=== Challenge ===
Pick out the lines containing "title".

· · · ·

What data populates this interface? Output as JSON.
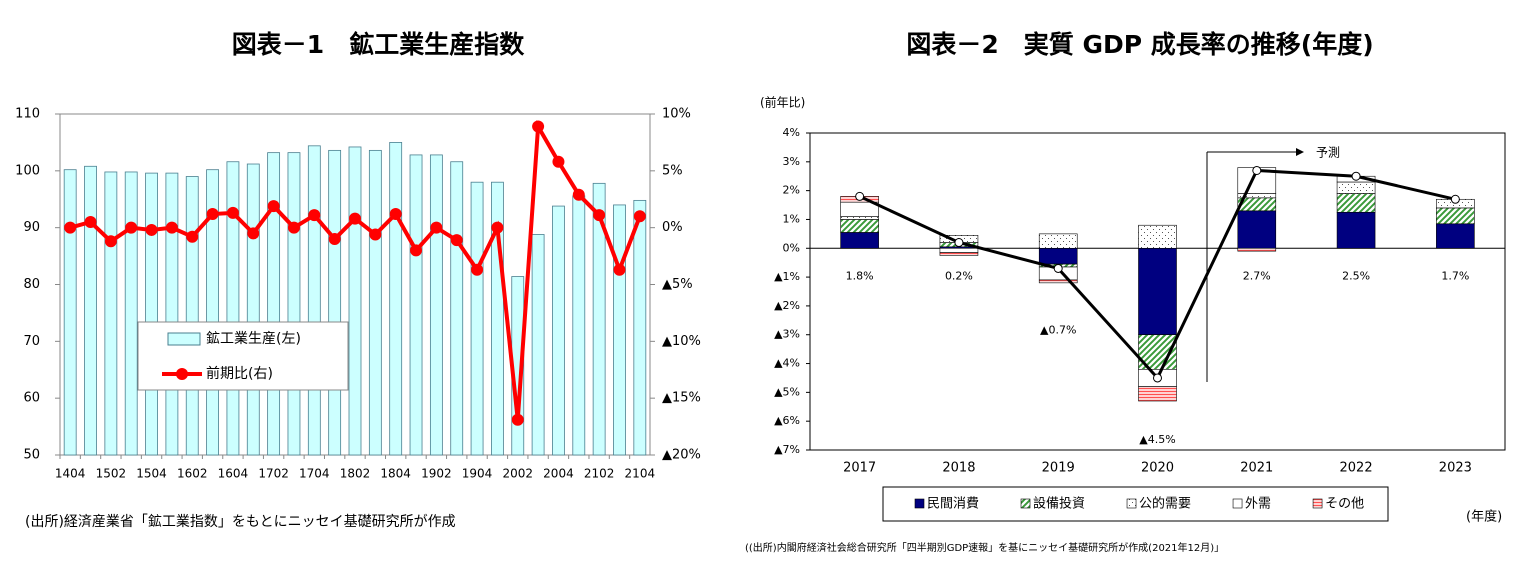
{
  "chart_data": [
    {
      "type": "bar",
      "title": "図表－1　鉱工業生産指数",
      "source": "(出所)経済産業省「鉱工業指数」をもとにニッセイ基礎研究所が作成",
      "categories": [
        "1404",
        null,
        "1502",
        null,
        "1504",
        null,
        "1602",
        null,
        "1604",
        null,
        "1702",
        null,
        "1704",
        null,
        "1802",
        null,
        "1804",
        null,
        "1902",
        null,
        "1904",
        null,
        "2002",
        null,
        "2004",
        null,
        "2102",
        null,
        "2104"
      ],
      "series": [
        {
          "name": "鉱工業生産(左)",
          "type": "bar",
          "color": "#ccffff",
          "values": [
            100.2,
            100.8,
            99.8,
            99.8,
            99.6,
            99.6,
            99.0,
            100.2,
            101.6,
            101.2,
            103.2,
            103.2,
            104.4,
            103.6,
            104.2,
            103.6,
            105.0,
            102.8,
            102.8,
            101.6,
            98.0,
            98.0,
            81.4,
            88.8,
            93.8,
            95.6,
            97.8,
            94.0,
            94.8
          ]
        },
        {
          "name": "前期比(右)",
          "type": "line",
          "axis": "y2",
          "color": "#ff0000",
          "values": [
            0,
            0.5,
            -1.2,
            0,
            -0.2,
            0,
            -0.8,
            1.2,
            1.3,
            -0.5,
            1.9,
            0,
            1.1,
            -1.0,
            0.8,
            -0.6,
            1.2,
            -2.0,
            0,
            -1.1,
            -3.7,
            0,
            -16.9,
            8.9,
            5.8,
            2.9,
            1.1,
            -3.7,
            1.0
          ]
        }
      ],
      "ylim": [
        50,
        110
      ],
      "yticks": [
        50,
        60,
        70,
        80,
        90,
        100,
        110
      ],
      "y2lim": [
        -20,
        10
      ],
      "y2ticks": [
        {
          "value": -20,
          "label": "▲20%"
        },
        {
          "value": -15,
          "label": "▲15%"
        },
        {
          "value": -10,
          "label": "▲10%"
        },
        {
          "value": -5,
          "label": "▲5%"
        },
        {
          "value": 0,
          "label": "0%"
        },
        {
          "value": 5,
          "label": "5%"
        },
        {
          "value": 10,
          "label": "10%"
        }
      ],
      "grid": false,
      "legend": "center left"
    },
    {
      "type": "bar",
      "stacked": true,
      "title": "図表－2　実質 GDP 成長率の推移(年度)",
      "ylabel": "(前年比)",
      "xlabel": "(年度)",
      "annotation": "予測",
      "source": "((出所)内閣府経済社会総合研究所「四半期別GDP速報」を基にニッセイ基礎研究所が作成(2021年12月)」",
      "categories": [
        "2017",
        "2018",
        "2019",
        "2020",
        "2021",
        "2022",
        "2023"
      ],
      "series": [
        {
          "name": "民間消費",
          "type": "bar",
          "color": "#000080",
          "values": [
            0.55,
            0.05,
            -0.55,
            -3.0,
            1.3,
            1.25,
            0.85
          ]
        },
        {
          "name": "設備投資",
          "type": "bar",
          "color": "#3a9a3a",
          "pattern": "diagonal",
          "values": [
            0.45,
            0.15,
            -0.1,
            -1.2,
            0.45,
            0.65,
            0.55
          ]
        },
        {
          "name": "公的需要",
          "type": "bar",
          "color": "#555555",
          "pattern": "dots",
          "values": [
            0.1,
            0.25,
            0.5,
            0.8,
            0.15,
            0.4,
            0.3
          ]
        },
        {
          "name": "外需",
          "type": "bar",
          "color": "#ffffff",
          "values": [
            0.5,
            -0.15,
            -0.45,
            -0.6,
            0.9,
            0.2,
            0
          ]
        },
        {
          "name": "その他",
          "type": "bar",
          "color": "#ff5050",
          "pattern": "horizontal",
          "values": [
            0.2,
            -0.1,
            -0.1,
            -0.5,
            -0.1,
            0,
            0
          ]
        },
        {
          "type": "line",
          "color": "#000000",
          "values": [
            1.8,
            0.2,
            -0.7,
            -4.5,
            2.7,
            2.5,
            1.7
          ],
          "value_labels": [
            "1.8%",
            "0.2%",
            "▲0.7%",
            "▲4.5%",
            "2.7%",
            "2.5%",
            "1.7%"
          ]
        }
      ],
      "ylim": [
        -7,
        4
      ],
      "yticks": [
        {
          "value": -7,
          "label": "▲7%"
        },
        {
          "value": -6,
          "label": "▲6%"
        },
        {
          "value": -5,
          "label": "▲5%"
        },
        {
          "value": -4,
          "label": "▲4%"
        },
        {
          "value": -3,
          "label": "▲3%"
        },
        {
          "value": -2,
          "label": "▲2%"
        },
        {
          "value": -1,
          "label": "▲1%"
        },
        {
          "value": 0,
          "label": "0%"
        },
        {
          "value": 1,
          "label": "1%"
        },
        {
          "value": 2,
          "label": "2%"
        },
        {
          "value": 3,
          "label": "3%"
        },
        {
          "value": 4,
          "label": "4%"
        }
      ],
      "grid": false,
      "legend": "bottom"
    }
  ]
}
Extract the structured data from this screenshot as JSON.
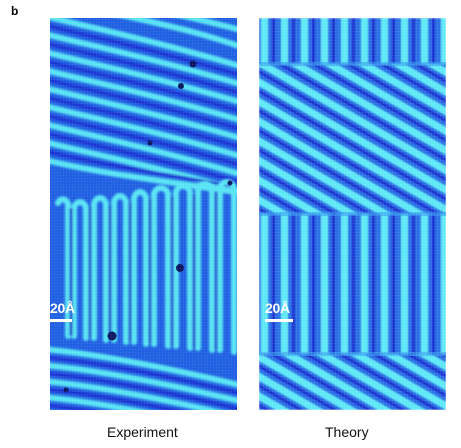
{
  "figure": {
    "panel_letter": "b",
    "panels": [
      {
        "caption": "Experiment",
        "scale_bar": "20Å"
      },
      {
        "caption": "Theory",
        "scale_bar": "20Å"
      }
    ]
  },
  "colors": {
    "stripe_dark": "#1e2fd6",
    "stripe_mid": "#2b6ee8",
    "stripe_light": "#55e6f6",
    "background": "#ffffff"
  }
}
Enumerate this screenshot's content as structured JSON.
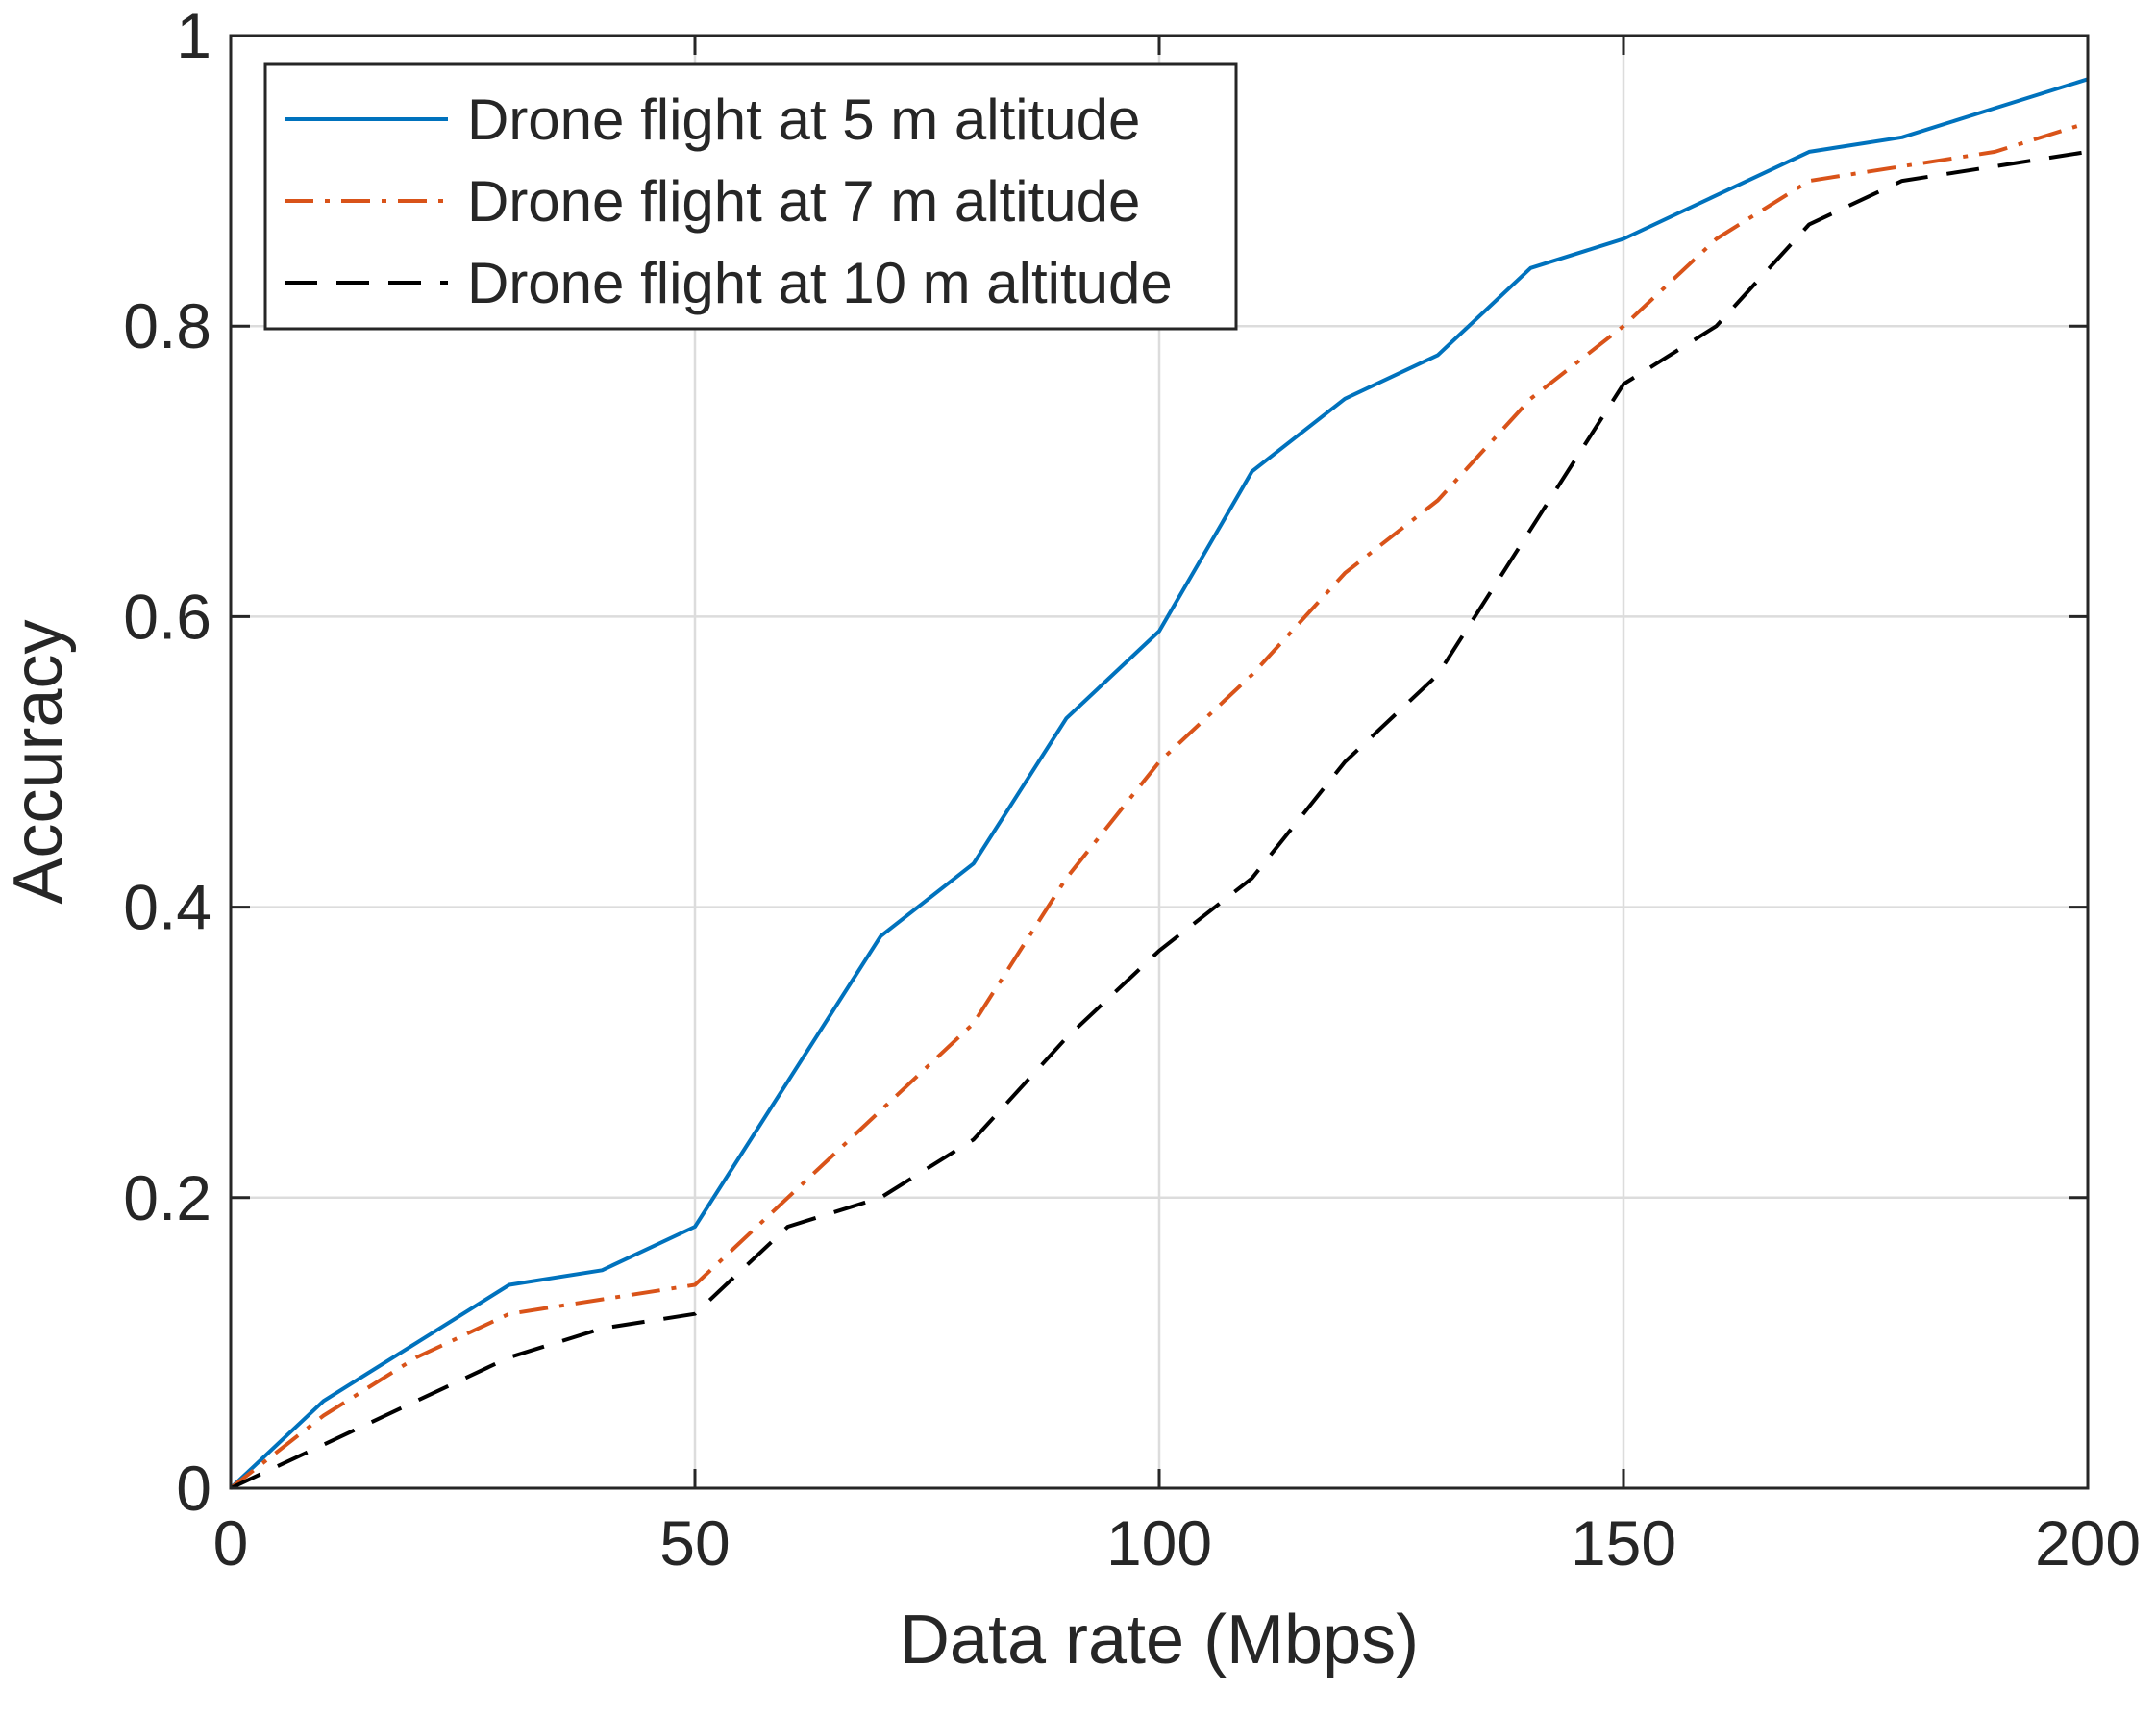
{
  "chart_data": {
    "type": "line",
    "title": "",
    "xlabel": "Data rate (Mbps)",
    "ylabel": "Accuracy",
    "xlim": [
      0,
      200
    ],
    "ylim": [
      0,
      1
    ],
    "xticks": [
      0,
      50,
      100,
      150,
      200
    ],
    "yticks": [
      0,
      0.2,
      0.4,
      0.6,
      0.8,
      1
    ],
    "xtick_labels": [
      "0",
      "50",
      "100",
      "150",
      "200"
    ],
    "ytick_labels": [
      "0",
      "0.2",
      "0.4",
      "0.6",
      "0.8",
      "1"
    ],
    "grid": true,
    "legend_position": "top-left",
    "x": [
      0,
      10,
      20,
      30,
      40,
      50,
      60,
      70,
      80,
      90,
      100,
      110,
      120,
      130,
      140,
      150,
      160,
      170,
      180,
      190,
      200
    ],
    "series": [
      {
        "name": "Drone flight at 5 m altitude",
        "color": "#0072BD",
        "line_style": "solid",
        "values": [
          0,
          0.06,
          0.1,
          0.14,
          0.15,
          0.18,
          0.28,
          0.38,
          0.43,
          0.53,
          0.59,
          0.7,
          0.75,
          0.78,
          0.84,
          0.86,
          0.89,
          0.92,
          0.93,
          0.95,
          0.97
        ]
      },
      {
        "name": "Drone flight at 7 m altitude",
        "color": "#D95319",
        "line_style": "dash-dot",
        "values": [
          0,
          0.05,
          0.09,
          0.12,
          0.13,
          0.14,
          0.2,
          0.26,
          0.32,
          0.42,
          0.5,
          0.56,
          0.63,
          0.68,
          0.75,
          0.8,
          0.86,
          0.9,
          0.91,
          0.92,
          0.94
        ]
      },
      {
        "name": "Drone flight at 10 m altitude",
        "color": "#000000",
        "line_style": "dashed",
        "values": [
          0,
          0.03,
          0.06,
          0.09,
          0.11,
          0.12,
          0.18,
          0.2,
          0.24,
          0.31,
          0.37,
          0.42,
          0.5,
          0.56,
          0.66,
          0.76,
          0.8,
          0.87,
          0.9,
          0.91,
          0.92
        ]
      }
    ]
  }
}
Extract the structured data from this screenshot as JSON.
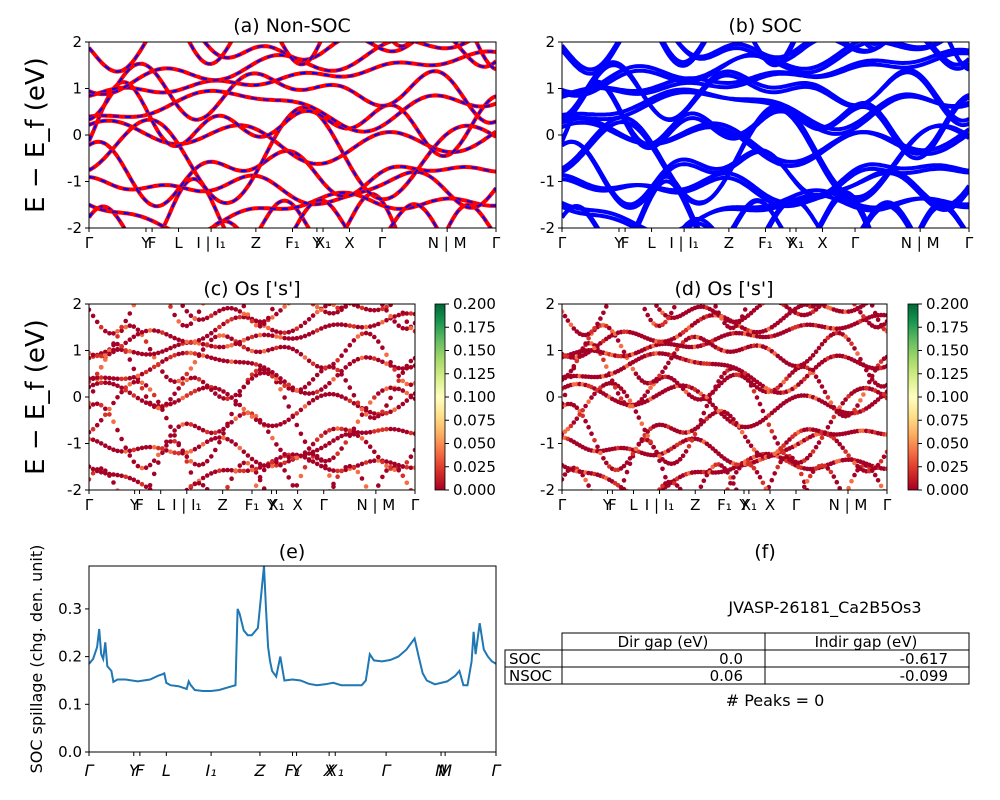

· · · ·

=== Exercise output ===
      "title": "図表－1　鉱工業生産指数",
      "title": "図表－2　実質 GDP 成長率の推移(年度)",
    "title": "",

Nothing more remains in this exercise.